(Saved entries)
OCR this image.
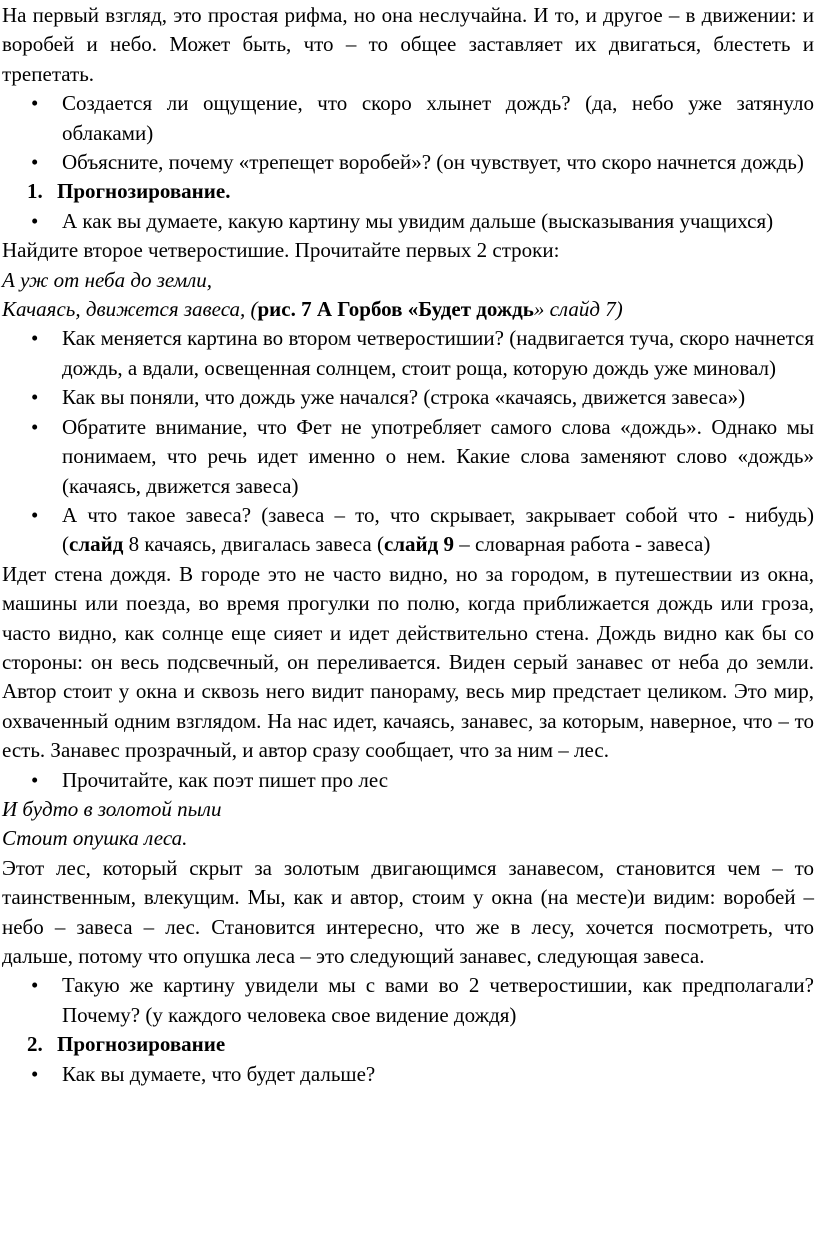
На первый взгляд, это простая рифма, но она неслучайна. И то, и другое – в движении: и воробей и небо. Может быть, что – то общее заставляет их двигаться, блестеть и трепетать.

• Создается ли ощущение, что скоро хлынет дождь? (да, небо уже затянуло облаками)
• Объясните, почему «трепещет воробей»? (он чувствует, что скоро начнется дождь)
1. Прогнозирование.
• А как вы думаете, какую картину мы увидим дальше (высказывания учащихся)

Найдите второе четверостишие. Прочитайте первых 2 строки:

А уж от неба до земли,

Качаясь, движется завеса, (рис. 7 А Горбов «Будет дождь» слайд 7)

• Как меняется картина во втором четверостишии? (надвигается туча, скоро начнется дождь, а вдали, освещенная солнцем, стоит роща, которую дождь уже миновал)
• Как вы поняли, что дождь уже начался? (строка «качаясь, движется завеса»)
• Обратите внимание, что Фет не употребляет самого слова «дождь». Однако мы понимаем, что речь идет именно о нем. Какие слова заменяют слово «дождь» (качаясь, движется завеса)
• А что такое завеса? (завеса – то, что скрывает, закрывает собой что - нибудь) (слайд 8 качаясь, двигалась завеса (слайд 9 – словарная работа - завеса)

Идет стена дождя. В городе это не часто видно, но за городом, в путешествии из окна, машины или поезда, во время прогулки по полю, когда приближается дождь или гроза, часто видно, как солнце еще сияет и идет действительно стена. Дождь видно как бы со стороны: он весь подсвечный, он переливается. Виден серый занавес от неба до земли. Автор стоит у окна и сквозь него видит панораму, весь мир предстает целиком. Это мир, охваченный одним взглядом. На нас идет, качаясь, занавес, за которым, наверное, что – то есть. Занавес прозрачный, и автор сразу сообщает, что за ним – лес.

• Прочитайте, как поэт пишет про лес

И будто в золотой пыли

Стоит опушка леса.

Этот лес, который скрыт за золотым двигающимся занавесом, становится чем – то таинственным, влекущим. Мы, как и автор, стоим у окна (на месте)и видим: воробей – небо – завеса – лес. Становится интересно, что же в лесу, хочется посмотреть, что дальше, потому что опушка леса – это следующий занавес, следующая завеса.

• Такую же картину увидели мы с вами во 2 четверостишии, как предполагали? Почему? (у каждого человека свое видение дождя)
2. Прогнозирование
• Как вы думаете, что будет дальше?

- **The problem**:
Point out every line holding the string "начнется" and copy it.

- **Response to this exercise**:
• Объясните, почему «трепещет воробей»? (он чувствует, что скоро начнется дождь)
• Как меняется картина во втором четверостишии? (надвигается туча, скоро начнется дождь, а вдали, освещенная солнцем, стоит роща, которую дождь уже миновал)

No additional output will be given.